Report how many lines hold the string "корп". Give the number and nothing else.

### Supplied material ###

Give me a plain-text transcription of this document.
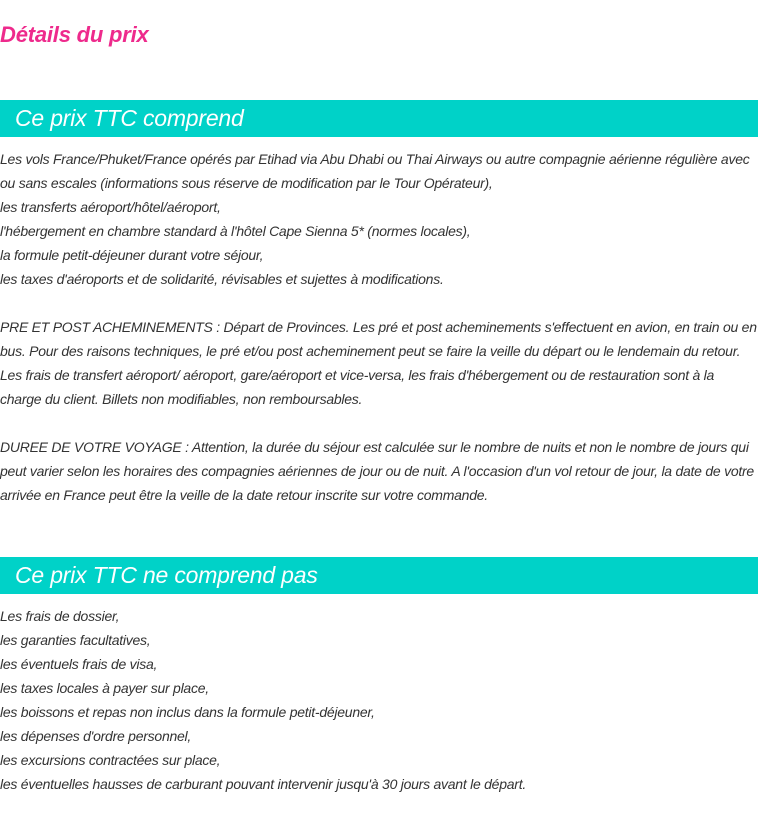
Détails du prix
Ce prix TTC comprend

Les vols France/Phuket/France opérés par Etihad via Abu Dhabi ou Thai Airways ou autre compagnie aérienne régulière avec ou sans escales (informations sous réserve de modification par le Tour Opérateur),

les transferts aéroport/hôtel/aéroport,

l'hébergement en chambre standard à l'hôtel Cape Sienna 5* (normes locales),

la formule petit-déjeuner durant votre séjour,

les taxes d'aéroports et de solidarité, révisables et sujettes à modifications.

PRE ET POST ACHEMINEMENTS : Départ de Provinces. Les pré et post acheminements s'effectuent en avion, en train ou en bus. Pour des raisons techniques, le pré et/ou post acheminement peut se faire la veille du départ ou le lendemain du retour. Les frais de transfert aéroport/ aéroport, gare/aéroport et vice-versa, les frais d'hébergement ou de restauration sont à la charge du client. Billets non modifiables, non remboursables.

DUREE DE VOTRE VOYAGE : Attention, la durée du séjour est calculée sur le nombre de nuits et non le nombre de jours qui peut varier selon les horaires des compagnies aériennes de jour ou de nuit. A l'occasion d'un vol retour de jour, la date de votre arrivée en France peut être la veille de la date retour inscrite sur votre commande.

Ce prix TTC ne comprend pas

Les frais de dossier,

les garanties facultatives,

les éventuels frais de visa,

les taxes locales à payer sur place,

les boissons et repas non inclus dans la formule petit-déjeuner,

les dépenses d'ordre personnel,

les excursions contractées sur place,

les éventuelles hausses de carburant pouvant intervenir jusqu'à 30 jours avant le départ.
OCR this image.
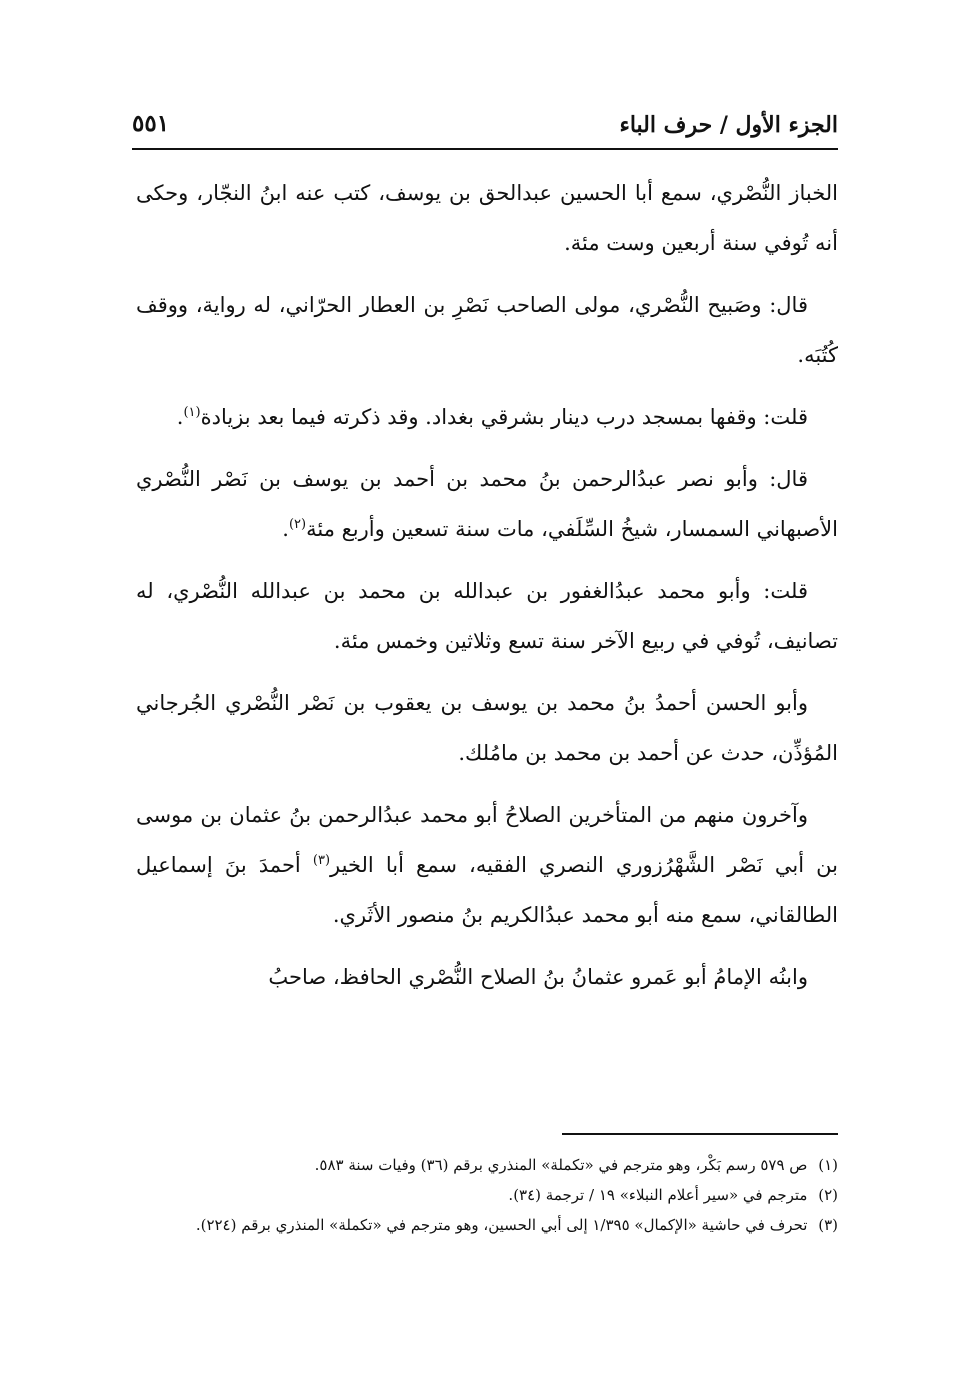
الجزء الأول / حرف الباء
٥٥١

الخباز النُّصْري، سمع أبا الحسين عبدالحق بن يوسف، كتب عنه ابنُ النجّار، وحكى أنه تُوفي سنة أربعين وست مئة.

قال: وصَبيح النُّصْري، مولى الصاحب نَصْرِ بن العطار الحرّاني، له رواية، ووقف كُتُبَه.

قلت: وقفها بمسجد درب دينار بشرقي بغداد. وقد ذكرته فيما بعد بزيادة$^{(١)}$.

قال: وأبو نصر عبدُالرحمن بنُ محمد بن أحمد بن يوسف بن نَصْر النُّصْري الأصبهاني السمسار، شيخُ السِّلَفي، مات سنة تسعين وأربع مئة$^{(٢)}$.

قلت: وأبو محمد عبدُالغفور بن عبدالله بن محمد بن عبدالله النُّصْري، له تصانيف، تُوفي في ربيع الآخر سنة تسع وثلاثين وخمس مئة.

وأبو الحسن أحمدُ بنُ محمد بن يوسف بن يعقوب بن نَصْر النُّصْري الجُرجاني المُؤذِّن، حدث عن أحمد بن محمد بن مامُلك.

وآخرون منهم من المتأخرين الصلاحُ أبو محمد عبدُالرحمن بنُ عثمان بن موسى بن أبي نَصْر الشَّهْرُزوري النصري الفقيه، سمع أبا الخير$^{(٣)}$ أحمدَ بنَ إسماعيل الطالقاني، سمع منه أبو محمد عبدُالكريم بنُ منصور الأثَري.

وابنُه الإمامُ أبو عَمرو عثمانُ بنُ الصلاح النُّصْري الحافظ، صاحبُ

(١) ص ٥٧٩ رسم بَكْر، وهو مترجم في «تكملة» المنذري برقم (٣٦) وفيات سنة ٥٨٣.

(٢) مترجم في «سير أعلام النبلاء» ١٩ / ترجمة (٣٤).

(٣) تحرف في حاشية «الإكمال» ١/٣٩٥ إلى أبي الحسين، وهو مترجم في «تكملة» المنذري برقم (٢٢٤).
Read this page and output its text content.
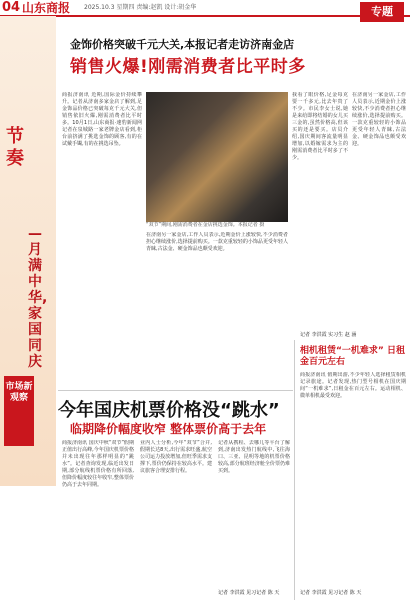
04 山东商报 2025.10.3 星期四 责编:赵凯 设计:胡金华	专题
节 奏
—月满中华,家国同庆
市场新观察
金饰价格突破千元大关,本报记者走访济南金店
销售火爆!刚需消费者比平时多
商报济南讯 近期,国际金价持续攀升。记者从济南多家金店了解到,足金饰品价格已突破每克千元大关,但销售依旧火爆,刚需消费者比平时多。10月1日,山东商报·速豹新闻网记者在泉城路一家老牌金店看到,柜台前挤满了挑选金饰的顾客,有的在试戴手镯,有的在挑选吊坠。
我看了眼价格,足金每克要一千多元,比去年贵了不少。市民李女士说,她是来给即将结婚的女儿买三金的,虽然价格高,但该买的还是要买。店员介绍,国庆期间客流量明显增加,以婚嫁需求为主的刚需消费者比平时多了不少。
在济南另一家金店,工作人员表示,近期金价上涨较快,不少消费者担心继续涨价,选择提前购买。一款克重较轻的小饰品更受年轻人青睐,古法金、硬金饰品也颇受欢迎。
“双节”期间,刚需消费者在金店挑选金饰。本报记者 摄
在济南另一家金店,工作人员表示,近期金价上涨较快,不少消费者担心继续涨价,选择提前购买。一款克重较轻的小饰品更受年轻人青睐,古法金、硬金饰品也颇受欢迎。
记者 李洪霞 实习生 赵 涵
今年国庆机票价格没“跳水”
临期降价幅度收窄 整体票价高于去年
商报济南讯 国庆中秋“双节”假期正值出行高峰,今年国庆机票价格并未出现往年那样明显的“跳水”。记者查询发现,临近出发日期,部分航线机票价格有所回落,但降价幅度较往年收窄,整体票价仍高于去年同期。
业内人士分析,今年“双节”合并,假期长达8天,出行需求旺盛,航空公司运力投放增加,但旺季需求支撑下,票价仍保持在较高水平。建议旅客合理安排行程。
记者从携程、去哪儿等平台了解到,济南出发热门航线中,飞往海口、三亚、昆明等地的机票价格较高,部分航班经济舱全价票仍难买到。
记者 李洪霞 见习记者 陈 天
相机租赁“一机难求” 日租金百元左右
商报济南讯 假期出游,不少年轻人选择租赁相机记录旅途。记者发现,热门型号相机在国庆期间“一机难求”,日租金在百元左右。运动相机、微单相机最受欢迎。
记者 李洪霞 见习记者 陈 天
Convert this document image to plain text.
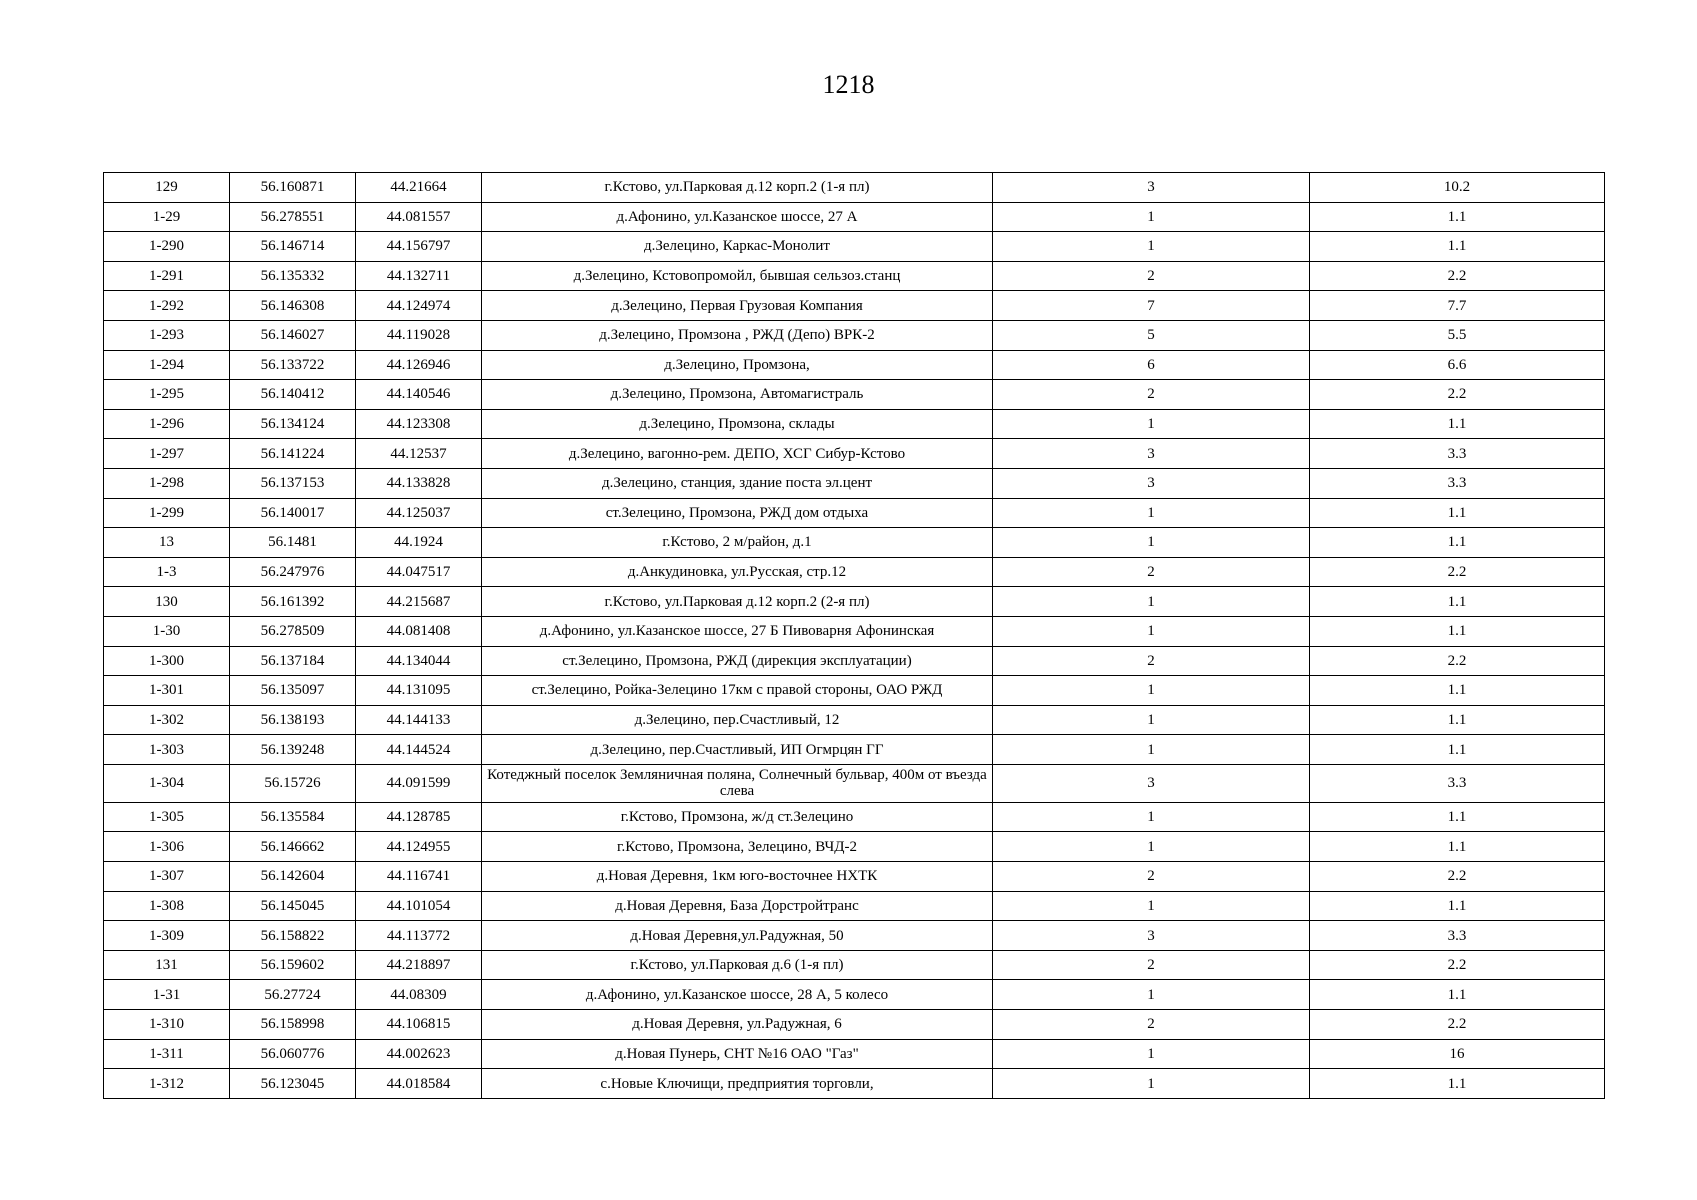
1218
129	56.160871	44.21664	г.Кстово, ул.Парковая д.12 корп.2 (1-я пл)	3	10.2
1-29	56.278551	44.081557	д.Афонино, ул.Казанское шоссе, 27 А	1	1.1
1-290	56.146714	44.156797	д.Зелецино, Каркас-Монолит	1	1.1
1-291	56.135332	44.132711	д.Зелецино, Кстовопромойл, бывшая сельзоз.станц	2	2.2
1-292	56.146308	44.124974	д.Зелецино, Первая Грузовая Компания	7	7.7
1-293	56.146027	44.119028	д.Зелецино, Промзона , РЖД (Депо) ВРК-2	5	5.5
1-294	56.133722	44.126946	д.Зелецино, Промзона,	6	6.6
1-295	56.140412	44.140546	д.Зелецино, Промзона, Автомагистраль	2	2.2
1-296	56.134124	44.123308	д.Зелецино, Промзона, склады	1	1.1
1-297	56.141224	44.12537	д.Зелецино, вагонно-рем. ДЕПО, ХСГ Сибур-Кстово	3	3.3
1-298	56.137153	44.133828	д.Зелецино, станция, здание поста эл.цент	3	3.3
1-299	56.140017	44.125037	ст.Зелецино, Промзона, РЖД дом отдыха	1	1.1
13	56.1481	44.1924	г.Кстово, 2 м/район, д.1	1	1.1
1-3	56.247976	44.047517	д.Анкудиновка, ул.Русская, стр.12	2	2.2
130	56.161392	44.215687	г.Кстово, ул.Парковая д.12 корп.2 (2-я пл)	1	1.1
1-30	56.278509	44.081408	д.Афонино, ул.Казанское шоссе, 27 Б Пивоварня Афонинская	1	1.1
1-300	56.137184	44.134044	ст.Зелецино, Промзона, РЖД (дирекция эксплуатации)	2	2.2
1-301	56.135097	44.131095	ст.Зелецино, Ройка-Зелецино 17км с правой стороны, ОАО РЖД	1	1.1
1-302	56.138193	44.144133	д.Зелецино, пер.Счастливый, 12	1	1.1
1-303	56.139248	44.144524	д.Зелецино, пер.Счастливый, ИП Огмрцян ГГ	1	1.1
1-304	56.15726	44.091599	Котеджный поселок Земляничная поляна, Солнечный бульвар, 400м от въезда слева	3	3.3
1-305	56.135584	44.128785	г.Кстово, Промзона, ж/д ст.Зелецино	1	1.1
1-306	56.146662	44.124955	г.Кстово, Промзона, Зелецино, ВЧД-2	1	1.1
1-307	56.142604	44.116741	д.Новая Деревня, 1км юго-восточнее НХТК	2	2.2
1-308	56.145045	44.101054	д.Новая Деревня, База Дорстройтранс	1	1.1
1-309	56.158822	44.113772	д.Новая Деревня,ул.Радужная, 50	3	3.3
131	56.159602	44.218897	г.Кстово, ул.Парковая д.6 (1-я пл)	2	2.2
1-31	56.27724	44.08309	д.Афонино, ул.Казанское шоссе, 28 А, 5 колесо	1	1.1
1-310	56.158998	44.106815	д.Новая Деревня, ул.Радужная, 6	2	2.2
1-311	56.060776	44.002623	д.Новая Пунерь, СНТ №16 ОАО "Газ"	1	16
1-312	56.123045	44.018584	с.Новые Ключищи, предприятия торговли,	1	1.1
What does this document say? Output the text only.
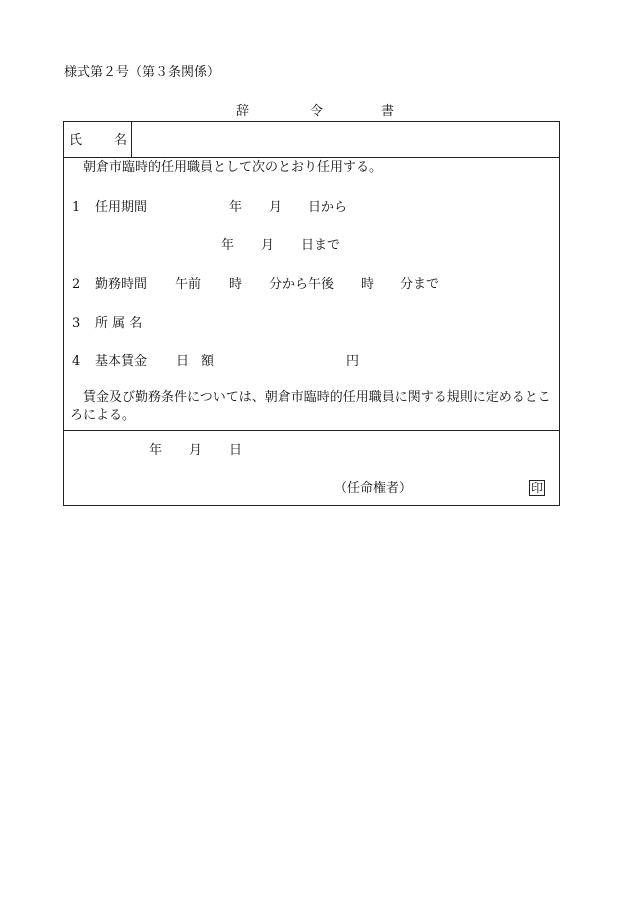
様式第２号（第３条関係）
辞	令	書
氏 名
朝倉市臨時的任用職員として次のとおり任用する。
1 任用期間	年 月 日から
年 月 日まで
2 勤務時間 午前 時 分から午後 時 分まで
3 所 属 名
4 基本賃金 日 額	円
賃金及び勤務条件については、朝倉市臨時的任用職員に関する規則に定めるところによる。
年 月 日
（任命権者）	印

###

Output for this task | 2